WHAT IS ASKED:
Without the pictures, copy all the entries below exactly.

LISTING:

§ §

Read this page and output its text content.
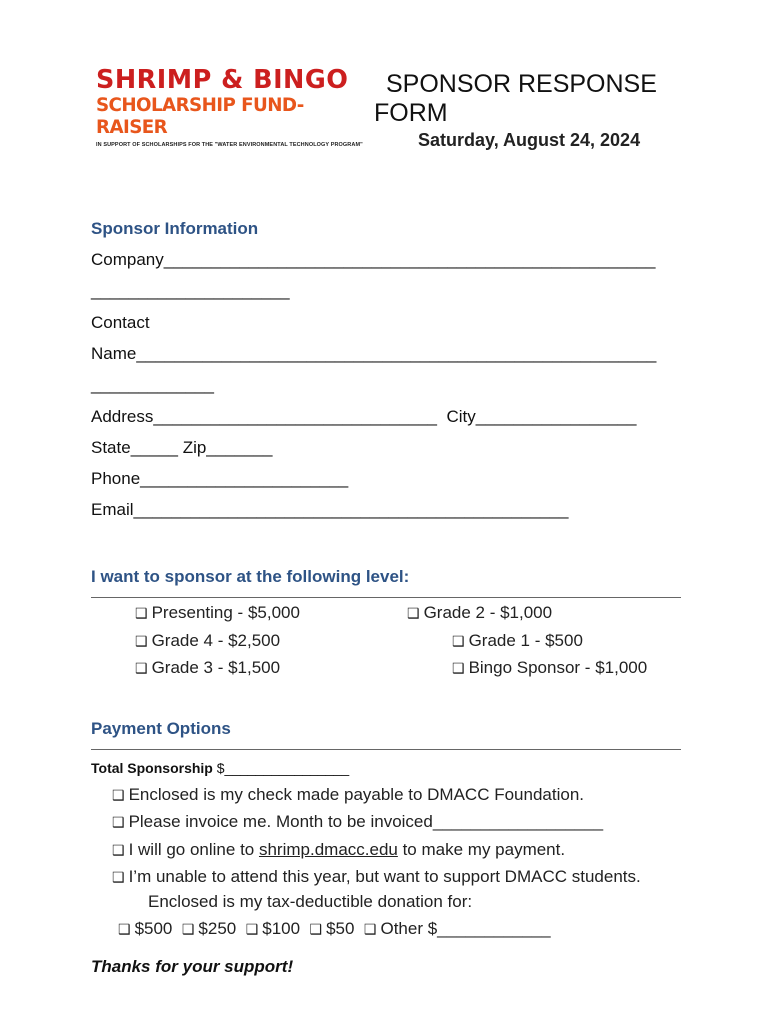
SHRIMP & BINGO
SCHOLARSHIP FUND-RAISER
IN SUPPORT OF SCHOLARSHIPS FOR THE "WATER ENVIRONMENTAL TECHNOLOGY PROGRAM"
SPONSOR RESPONSE
FORM
Saturday, August 24, 2024
Sponsor Information
Company____________________________________________________
_____________________
Contact
Name_______________________________________________________
_____________
Address______________________________  City_________________
State_____ Zip_______
Phone______________________
Email______________________________________________
I want to sponsor at the following level:
❑ Presenting - $5,000	❑ Grade 2 - $1,000
❑ Grade 4 - $2,500	❑ Grade 1 - $500
❑ Grade 3 - $1,500	❑ Bingo Sponsor - $1,000
Payment Options
Total Sponsorship $________________
❑ Enclosed is my check made payable to DMACC Foundation.
❑ Please invoice me. Month to be invoiced__________________
❑ I will go online to shrimp.dmacc.edu to make my payment.
❑ I’m unable to attend this year, but want to support DMACC students.
Enclosed is my tax-deductible donation for:
❑ $500 ❑ $250 ❑ $100 ❑ $50 ❑ Other $____________
Thanks for your support!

§ §

RESULT OF THIS EXERCISE:
Read this page and output its text content.
SHRIMP & BINGO
SCHOLARSHIP FUND-RAISER
IN SUPPORT OF SCHOLARSHIPS FOR THE "WATER ENVIRONMENTAL TECHNOLOGY PROGRAM"
SPONSOR RESPONSE
FORM
Saturday, August 24, 2024
Sponsor Information
Company____________________________________________________
_____________________
Contact
Name_______________________________________________________
_____________
Address______________________________  City_________________
State_____ Zip_______
Phone______________________
Email______________________________________________
I want to sponsor at the following level:
❑ Presenting - $5,000	❑ Grade 2 - $1,000
❑ Grade 4 - $2,500	❑ Grade 1 - $500
❑ Grade 3 - $1,500	❑ Bingo Sponsor - $1,000
Payment Options
Total Sponsorship $________________
❑ Enclosed is my check made payable to DMACC Foundation.
❑ Please invoice me. Month to be invoiced__________________
❑ I will go online to shrimp.dmacc.edu to make my payment.
❑ I’m unable to attend this year, but want to support DMACC students.
Enclosed is my tax-deductible donation for:
❑ $500 ❑ $250 ❑ $100 ❑ $50 ❑ Other $____________
Thanks for your support!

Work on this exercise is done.